SHORT PROBLEM: Write out each line of the material again, word for word.

══ MATERIAL FOR THIS EXERCISE

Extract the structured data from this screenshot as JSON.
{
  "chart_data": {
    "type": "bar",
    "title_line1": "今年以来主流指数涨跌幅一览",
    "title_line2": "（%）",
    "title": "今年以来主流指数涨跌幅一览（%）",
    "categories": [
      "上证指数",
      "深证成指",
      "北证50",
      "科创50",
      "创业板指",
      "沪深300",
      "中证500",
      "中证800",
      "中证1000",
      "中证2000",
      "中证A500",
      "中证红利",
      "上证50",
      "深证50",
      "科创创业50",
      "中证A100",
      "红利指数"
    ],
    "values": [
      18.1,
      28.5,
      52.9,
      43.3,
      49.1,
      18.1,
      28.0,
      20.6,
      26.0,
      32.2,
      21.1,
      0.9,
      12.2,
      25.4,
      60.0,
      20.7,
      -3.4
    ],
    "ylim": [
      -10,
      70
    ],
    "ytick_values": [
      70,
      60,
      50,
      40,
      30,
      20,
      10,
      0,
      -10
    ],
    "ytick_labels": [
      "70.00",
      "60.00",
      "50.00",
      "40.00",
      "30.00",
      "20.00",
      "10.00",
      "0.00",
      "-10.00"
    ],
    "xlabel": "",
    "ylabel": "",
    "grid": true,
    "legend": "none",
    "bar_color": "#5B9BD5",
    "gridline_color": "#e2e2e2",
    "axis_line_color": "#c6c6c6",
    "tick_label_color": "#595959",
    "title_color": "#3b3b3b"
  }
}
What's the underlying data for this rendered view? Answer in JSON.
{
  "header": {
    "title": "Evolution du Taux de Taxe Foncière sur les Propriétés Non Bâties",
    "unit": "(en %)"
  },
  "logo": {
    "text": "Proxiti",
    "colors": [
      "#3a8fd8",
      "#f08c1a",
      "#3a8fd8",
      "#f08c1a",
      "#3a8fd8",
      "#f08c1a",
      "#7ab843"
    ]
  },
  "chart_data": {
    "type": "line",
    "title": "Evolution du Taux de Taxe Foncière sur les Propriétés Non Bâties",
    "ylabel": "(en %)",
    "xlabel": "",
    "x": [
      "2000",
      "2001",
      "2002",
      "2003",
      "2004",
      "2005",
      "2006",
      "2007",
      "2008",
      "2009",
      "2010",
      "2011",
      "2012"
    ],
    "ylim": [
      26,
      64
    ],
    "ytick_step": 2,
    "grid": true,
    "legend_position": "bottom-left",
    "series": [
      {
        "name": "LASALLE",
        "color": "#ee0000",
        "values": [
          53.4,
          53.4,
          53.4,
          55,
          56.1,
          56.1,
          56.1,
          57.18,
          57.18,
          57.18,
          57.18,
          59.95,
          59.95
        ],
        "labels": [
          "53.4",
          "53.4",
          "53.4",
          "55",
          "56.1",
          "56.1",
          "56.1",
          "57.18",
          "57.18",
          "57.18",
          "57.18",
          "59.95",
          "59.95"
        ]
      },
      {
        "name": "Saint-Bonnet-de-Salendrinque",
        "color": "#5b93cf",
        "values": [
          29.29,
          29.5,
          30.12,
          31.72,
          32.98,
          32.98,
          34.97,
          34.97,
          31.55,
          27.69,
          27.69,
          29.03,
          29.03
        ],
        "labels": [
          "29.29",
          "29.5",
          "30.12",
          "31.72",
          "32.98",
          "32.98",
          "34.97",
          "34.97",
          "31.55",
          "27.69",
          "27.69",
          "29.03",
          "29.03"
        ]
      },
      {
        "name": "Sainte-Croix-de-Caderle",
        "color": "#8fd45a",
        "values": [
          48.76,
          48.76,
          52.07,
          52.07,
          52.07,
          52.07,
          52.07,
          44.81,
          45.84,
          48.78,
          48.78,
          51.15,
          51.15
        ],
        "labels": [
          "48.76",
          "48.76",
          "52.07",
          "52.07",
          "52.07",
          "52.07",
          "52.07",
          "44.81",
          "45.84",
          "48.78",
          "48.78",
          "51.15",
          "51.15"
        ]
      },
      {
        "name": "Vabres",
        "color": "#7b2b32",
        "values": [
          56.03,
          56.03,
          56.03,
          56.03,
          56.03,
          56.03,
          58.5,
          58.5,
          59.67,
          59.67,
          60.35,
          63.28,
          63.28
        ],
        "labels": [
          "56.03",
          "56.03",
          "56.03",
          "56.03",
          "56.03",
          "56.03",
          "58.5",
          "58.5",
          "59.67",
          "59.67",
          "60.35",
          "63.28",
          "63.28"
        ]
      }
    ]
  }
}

════

TASK RESULT:
Extract the structured data from this screenshot as JSON.
{
  "chart_data": {
    "type": "bar",
    "title_line1": "今年以来主流指数涨跌幅一览",
    "title_line2": "（%）",
    "title": "今年以来主流指数涨跌幅一览（%）",
    "categories": [
      "上证指数",
      "深证成指",
      "北证50",
      "科创50",
      "创业板指",
      "沪深300",
      "中证500",
      "中证800",
      "中证1000",
      "中证2000",
      "中证A500",
      "中证红利",
      "上证50",
      "深证50",
      "科创创业50",
      "中证A100",
      "红利指数"
    ],
    "values": [
      18.1,
      28.5,
      52.9,
      43.3,
      49.1,
      18.1,
      28.0,
      20.6,
      26.0,
      32.2,
      21.1,
      0.9,
      12.2,
      25.4,
      60.0,
      20.7,
      -3.4
    ],
    "ylim": [
      -10,
      70
    ],
    "ytick_values": [
      70,
      60,
      50,
      40,
      30,
      20,
      10,
      0,
      -10
    ],
    "ytick_labels": [
      "70.00",
      "60.00",
      "50.00",
      "40.00",
      "30.00",
      "20.00",
      "10.00",
      "0.00",
      "-10.00"
    ],
    "xlabel": "",
    "ylabel": "",
    "grid": true,
    "legend": "none",
    "bar_color": "#5B9BD5",
    "gridline_color": "#e2e2e2",
    "axis_line_color": "#c6c6c6",
    "tick_label_color": "#595959",
    "title_color": "#3b3b3b"
  }
}
What's the underlying data for this rendered view? Answer in JSON.
{
  "header": {
    "title": "Evolution du Taux de Taxe Foncière sur les Propriétés Non Bâties",
    "unit": "(en %)"
  },
  "logo": {
    "text": "Proxiti",
    "colors": [
      "#3a8fd8",
      "#f08c1a",
      "#3a8fd8",
      "#f08c1a",
      "#3a8fd8",
      "#f08c1a",
      "#7ab843"
    ]
  },
  "chart_data": {
    "type": "line",
    "title": "Evolution du Taux de Taxe Foncière sur les Propriétés Non Bâties",
    "ylabel": "(en %)",
    "xlabel": "",
    "x": [
      "2000",
      "2001",
      "2002",
      "2003",
      "2004",
      "2005",
      "2006",
      "2007",
      "2008",
      "2009",
      "2010",
      "2011",
      "2012"
    ],
    "ylim": [
      26,
      64
    ],
    "ytick_step": 2,
    "grid": true,
    "legend_position": "bottom-left",
    "series": [
      {
        "name": "LASALLE",
        "color": "#ee0000",
        "values": [
          53.4,
          53.4,
          53.4,
          55,
          56.1,
          56.1,
          56.1,
          57.18,
          57.18,
          57.18,
          57.18,
          59.95,
          59.95
        ],
        "labels": [
          "53.4",
          "53.4",
          "53.4",
          "55",
          "56.1",
          "56.1",
          "56.1",
          "57.18",
          "57.18",
          "57.18",
          "57.18",
          "59.95",
          "59.95"
        ]
      },
      {
        "name": "Saint-Bonnet-de-Salendrinque",
        "color": "#5b93cf",
        "values": [
          29.29,
          29.5,
          30.12,
          31.72,
          32.98,
          32.98,
          34.97,
          34.97,
          31.55,
          27.69,
          27.69,
          29.03,
          29.03
        ],
        "labels": [
          "29.29",
          "29.5",
          "30.12",
          "31.72",
          "32.98",
          "32.98",
          "34.97",
          "34.97",
          "31.55",
          "27.69",
          "27.69",
          "29.03",
          "29.03"
        ]
      },
      {
        "name": "Sainte-Croix-de-Caderle",
        "color": "#8fd45a",
        "values": [
          48.76,
          48.76,
          52.07,
          52.07,
          52.07,
          52.07,
          52.07,
          44.81,
          45.84,
          48.78,
          48.78,
          51.15,
          51.15
        ],
        "labels": [
          "48.76",
          "48.76",
          "52.07",
          "52.07",
          "52.07",
          "52.07",
          "52.07",
          "44.81",
          "45.84",
          "48.78",
          "48.78",
          "51.15",
          "51.15"
        ]
      },
      {
        "name": "Vabres",
        "color": "#7b2b32",
        "values": [
          56.03,
          56.03,
          56.03,
          56.03,
          56.03,
          56.03,
          58.5,
          58.5,
          59.67,
          59.67,
          60.35,
          63.28,
          63.28
        ],
        "labels": [
          "56.03",
          "56.03",
          "56.03",
          "56.03",
          "56.03",
          "56.03",
          "58.5",
          "58.5",
          "59.67",
          "59.67",
          "60.35",
          "63.28",
          "63.28"
        ]
      }
    ]
  }
}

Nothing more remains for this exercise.